• **STATED EXERCISE**
Read the lines that follow and pick out every one containing the word "dianutnya".

* START SUPPLIED ENTRIES *

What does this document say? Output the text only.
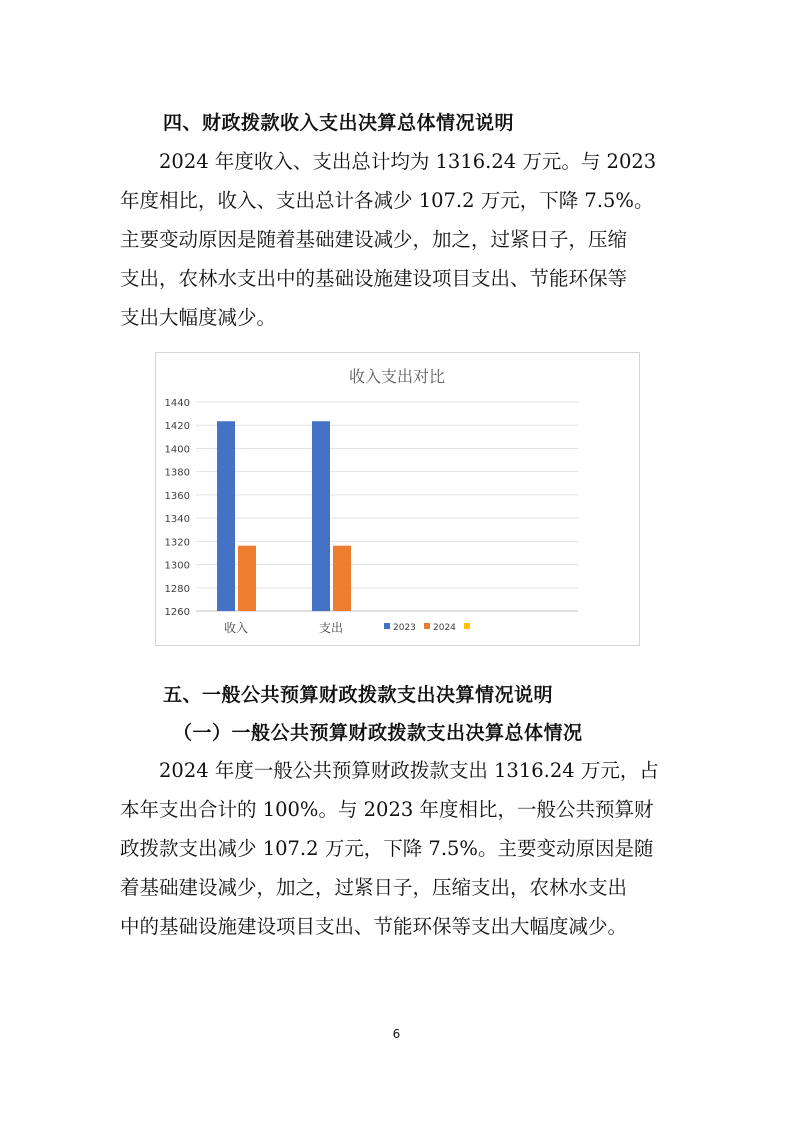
四、财政拨款收入支出决算总体情况说明
2024 年度收入、支出总计均为 1316.24 万元。与 2023
年度相比，收入、支出总计各减少 107.2 万元，下降 7.5%。
主要变动原因是随着基础建设减少，加之，过紧日子，压缩
支出，农林水支出中的基础设施建设项目支出、节能环保等
支出大幅度减少。
收入支出对比
1260
1280
1300
1320
1340
1360
1380
1400
1420
1440
收入	支出	2023 2024
五、一般公共预算财政拨款支出决算情况说明
（一）一般公共预算财政拨款支出决算总体情况
2024 年度一般公共预算财政拨款支出 1316.24 万元，占
本年支出合计的 100%。与 2023 年度相比，一般公共预算财
政拨款支出减少 107.2 万元，下降 7.5%。主要变动原因是随
着基础建设减少，加之，过紧日子，压缩支出，农林水支出
中的基础设施建设项目支出、节能环保等支出大幅度减少。
6
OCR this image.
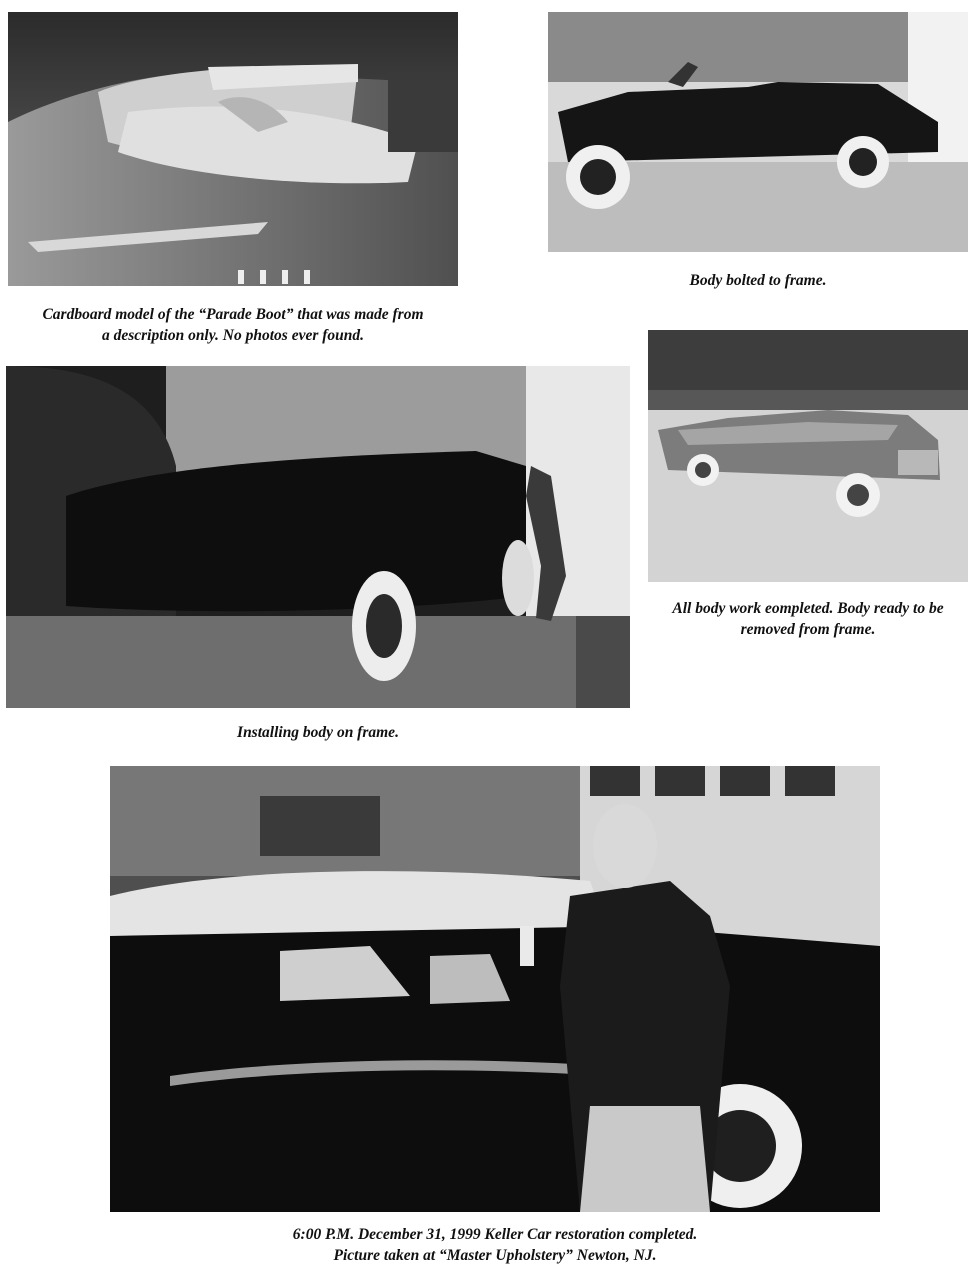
Cardboard model of the “Parade Boot” that was made from
a description only. No photos ever found.
Body bolted to frame.
Installing body on frame.
All body work eompleted. Body ready to be
removed from frame.
6:00 P.M. December 31, 1999 Keller Car restoration completed.
Picture taken at “Master Upholstery” Newton, NJ.
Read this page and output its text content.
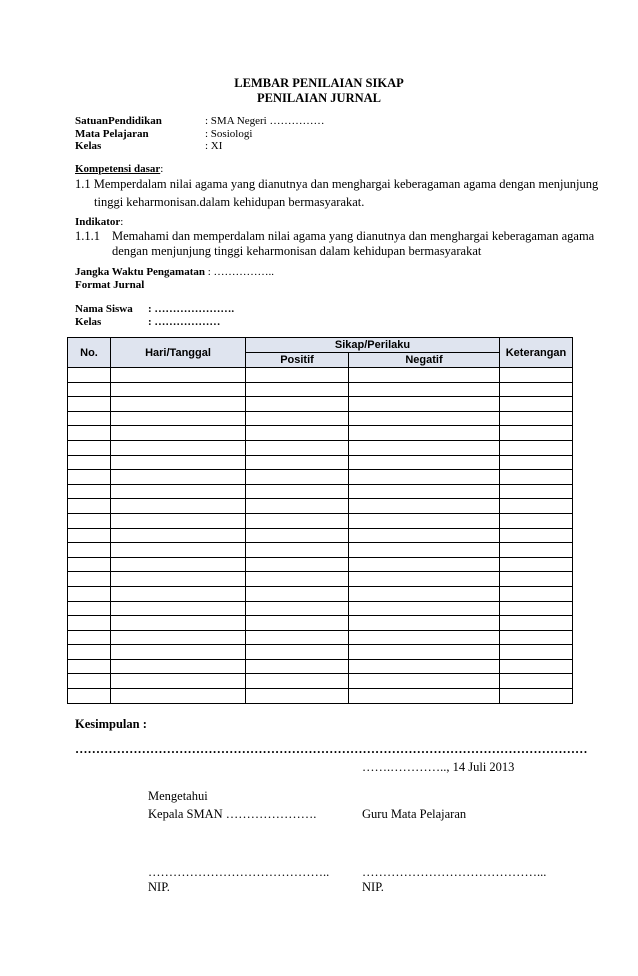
LEMBAR PENILAIAN SIKAP
PENILAIAN JURNAL
SatuanPendidikan	: SMA Negeri ……………
Mata Pelajaran	: Sosiologi
Kelas	: XI
Kompetensi dasar:
1.1 Memperdalam nilai agama yang dianutnya dan menghargai keberagaman agama dengan menjunjung
tinggi keharmonisan.dalam kehidupan bermasyarakat.
Indikator:
1.1.1 Memahami dan memperdalam nilai agama yang dianutnya dan menghargai keberagaman agama
dengan menjunjung tinggi keharmonisan dalam kehidupan bermasyarakat
Jangka Waktu Pengamatan : ……………..
Format Jurnal
Nama Siswa : ………………….
Kelas	: ………………
No.	Hari/Tanggal	Sikap/Perilaku		Keterangan
		Positif	Negatif	

Kesimpulan :
……………………………………………………………………………………………………………
…….………….., 14 Juli 2013
Mengetahui
Kepala SMAN ………………….	Guru Mata Pelajaran
……………………………………..	……………………………………...
NIP.	NIP.
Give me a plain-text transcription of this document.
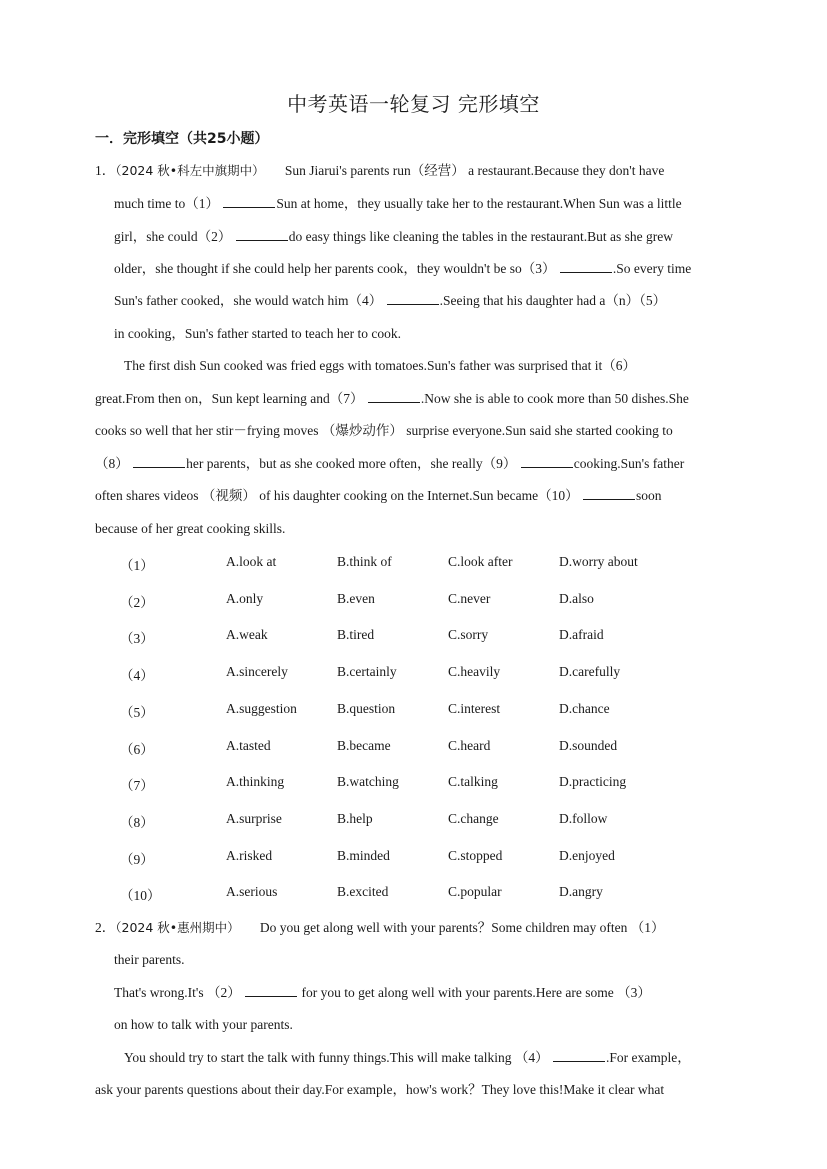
中考英语一轮复习 完形填空
一．完形填空（共25小题）
1．（2024 秋•科左中旗期中） Sun Jiarui's parents run（经营） a restaurant.Because they don't have
much time to（1）	Sun at home，they usually take her to the restaurant.When Sun was a little
girl，she could（2）	do easy things like cleaning the tables in the restaurant.But as she grew
older，she thought if she could help her parents cook，they wouldn't be so（3）	.So every time
Sun's father cooked，she would watch him（4）	.Seeing that his daughter had a（n）（5）
in cooking，Sun's father started to teach her to cook.
The first dish Sun cooked was fried eggs with tomatoes.Sun's father was surprised that it（6）
great.From then on，Sun kept learning and（7）	.Now she is able to cook more than 50 dishes.She
cooks so well that her stir－frying moves （爆炒动作） surprise everyone.Sun said she started cooking to
（8）	her parents，but as she cooked more often，she really（9）	cooking.Sun's father
often shares videos （视频） of his daughter cooking on the Internet.Sun became（10）	soon
because of her great cooking skills.
（1）	A.look at	B.think of	C.look after	D.worry about
（2）	A.only	B.even	C.never	D.also
（3）	A.weak	B.tired	C.sorry	D.afraid
（4）	A.sincerely	B.certainly	C.heavily	D.carefully
（5）	A.suggestion	B.question	C.interest	D.chance
（6）	A.tasted	B.became	C.heard	D.sounded
（7）	A.thinking	B.watching	C.talking	D.practicing
（8）	A.surprise	B.help	C.change	D.follow
（9）	A.risked	B.minded	C.stopped	D.enjoyed
（10）	A.serious	B.excited	C.popular	D.angry
2．（2024 秋•惠州期中） Do you get along well with your parents？Some children may often （1）
their parents.
That's wrong.It's （2）	for you to get along well with your parents.Here are some （3）
on how to talk with your parents.
You should try to start the talk with funny things.This will make talking （4）	.For example，
ask your parents questions about their day.For example，how's work？They love this!Make it clear what
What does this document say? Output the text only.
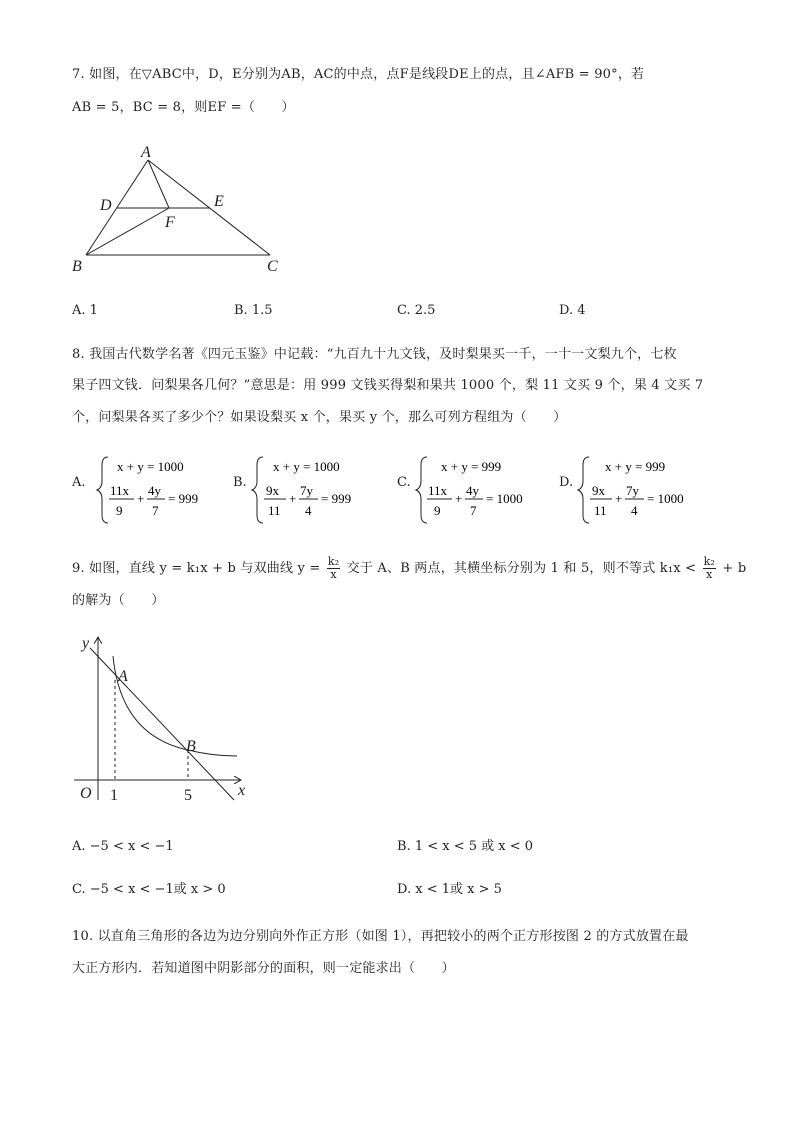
7. 如图，在▽ABC中，D，E分别为AB，AC的中点，点F是线段DE上的点，且∠AFB = 90°，若
AB = 5，BC = 8，则EF =（　　）
A
D	E
F
B	C
A. 1	B. 1.5	C. 2.5	D. 4
8. 我国古代数学名著《四元玉鉴》中记载：“九百九十九文钱，及时梨果买一千，一十一文梨九个，七枚
果子四文钱．问梨果各几何？”意思是：用 999 文钱买得梨和果共 1000 个，梨 11 文买 9 个，果 4 文买 7
个，问梨果各买了多少个？如果设梨买 x 个，果买 y 个，那么可列方程组为（　　）
A.
x + y = 1000
11x
9
+
4y
7
= 999
B.
x + y = 1000
9x
11
+
7y
4
= 999
C.
x + y = 999
11x
9
+
4y
7
= 1000
D.
x + y = 999
9x
11
+
7y
4
= 1000
9. 如图，直线 y = k₁x + b 与双曲线 $y = \frac{\text{k₂}}{x}$ 交于 A、B 两点，其横坐标分别为 1 和 5，则不等式 $k_1x < \frac{\text{k₂}}{x} + b$
的解为（　　）
y
x
O
A
B
1	5
A. −5 < x < −1	B. 1 < x < 5 或 x < 0
C. −5 < x < −1或 x > 0	D. x < 1或 x > 5
10. 以直角三角形的各边为边分别向外作正方形（如图 1），再把较小的两个正方形按图 2 的方式放置在最
大正方形内．若知道图中阴影部分的面积，则一定能求出（　　）
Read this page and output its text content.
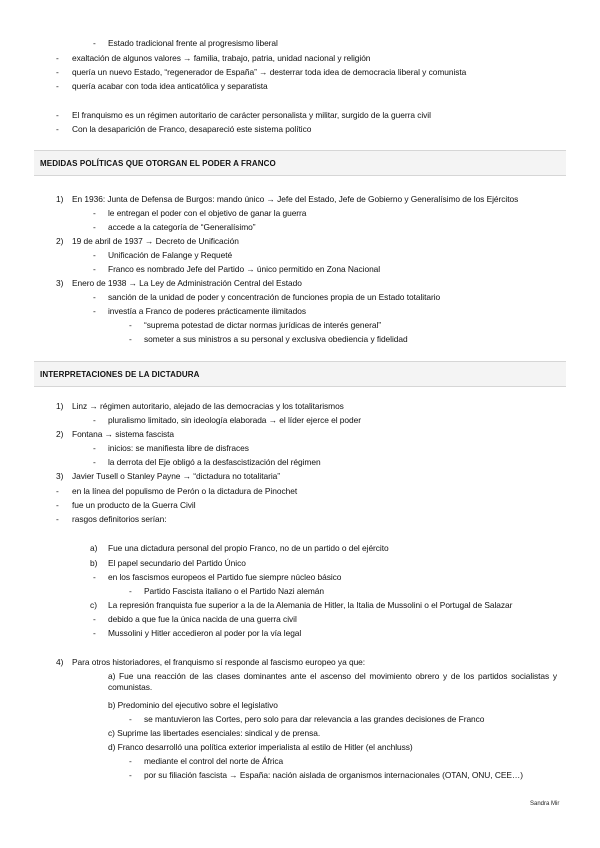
- Estado tradicional frente al progresismo liberal
- exaltación de algunos valores → familia, trabajo, patria, unidad nacional y religión
- quería un nuevo Estado, “regenerador de España” → desterrar toda idea de democracia liberal y comunista
- quería acabar con toda idea anticatólica y separatista
- El franquismo es un régimen autoritario de carácter personalista y militar, surgido de la guerra civil
- Con la desaparición de Franco, desapareció este sistema político
MEDIDAS POLÍTICAS QUE OTORGAN EL PODER A FRANCO
1) En 1936: Junta de Defensa de Burgos: mando único → Jefe del Estado, Jefe de Gobierno y Generalísimo de los Ejércitos
- le entregan el poder con el objetivo de ganar la guerra
- accede a la categoría de “Generalísimo”
2) 19 de abril de 1937 → Decreto de Unificación
- Unificación de Falange y Requeté
- Franco es nombrado Jefe del Partido → único permitido en Zona Nacional
3) Enero de 1938 → La Ley de Administración Central del Estado
- sanción de la unidad de poder y concentración de funciones propia de un Estado totalitario
- investía a Franco de poderes prácticamente ilimitados
- “suprema potestad de dictar normas jurídicas de interés general”
- someter a sus ministros a su personal y exclusiva obediencia y fidelidad
INTERPRETACIONES DE LA DICTADURA
1) Linz → régimen autoritario, alejado de las democracias y los totalitarismos
- pluralismo limitado, sin ideología elaborada → el líder ejerce el poder
2) Fontana → sistema fascista
- inicios: se manifiesta libre de disfraces
- la derrota del Eje obligó a la desfascistización del régimen
3) Javier Tusell o Stanley Payne → “dictadura no totalitaria”
- en la línea del populismo de Perón o la dictadura de Pinochet
- fue un producto de la Guerra Civil
- rasgos definitorios serían:
a) Fue una dictadura personal del propio Franco, no de un partido o del ejército
b) El papel secundario del Partido Único
- en los fascismos europeos el Partido fue siempre núcleo básico
- Partido Fascista italiano o el Partido Nazi alemán
c) La represión franquista fue superior a la de la Alemania de Hitler, la Italia de Mussolini o el Portugal de Salazar
- debido a que fue la única nacida de una guerra civil
- Mussolini y Hitler accedieron al poder por la vía legal
4) Para otros historiadores, el franquismo sí responde al fascismo europeo ya que:
a) Fue una reacción de las clases dominantes ante el ascenso del movimiento obrero y de los partidos socialistas y comunistas.
b) Predominio del ejecutivo sobre el legislativo
- se mantuvieron las Cortes, pero solo para dar relevancia a las grandes decisiones de Franco
c) Suprime las libertades esenciales: sindical y de prensa.
d) Franco desarrolló una política exterior imperialista al estilo de Hitler (el anchluss)
- mediante el control del norte de África
- por su filiación fascista → España: nación aislada de organismos internacionales (OTAN, ONU, CEE…)
Sandra Mir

* END SUPPLIED ENTRIES *

• **OUTPUT FOR THIS TASK**
1.1 Memperdalam nilai agama yang dianutnya dan menghargai keberagaman agama dengan menjunjung
1.1.1 Memahami dan memperdalam nilai agama yang dianutnya dan menghargai keberagaman agama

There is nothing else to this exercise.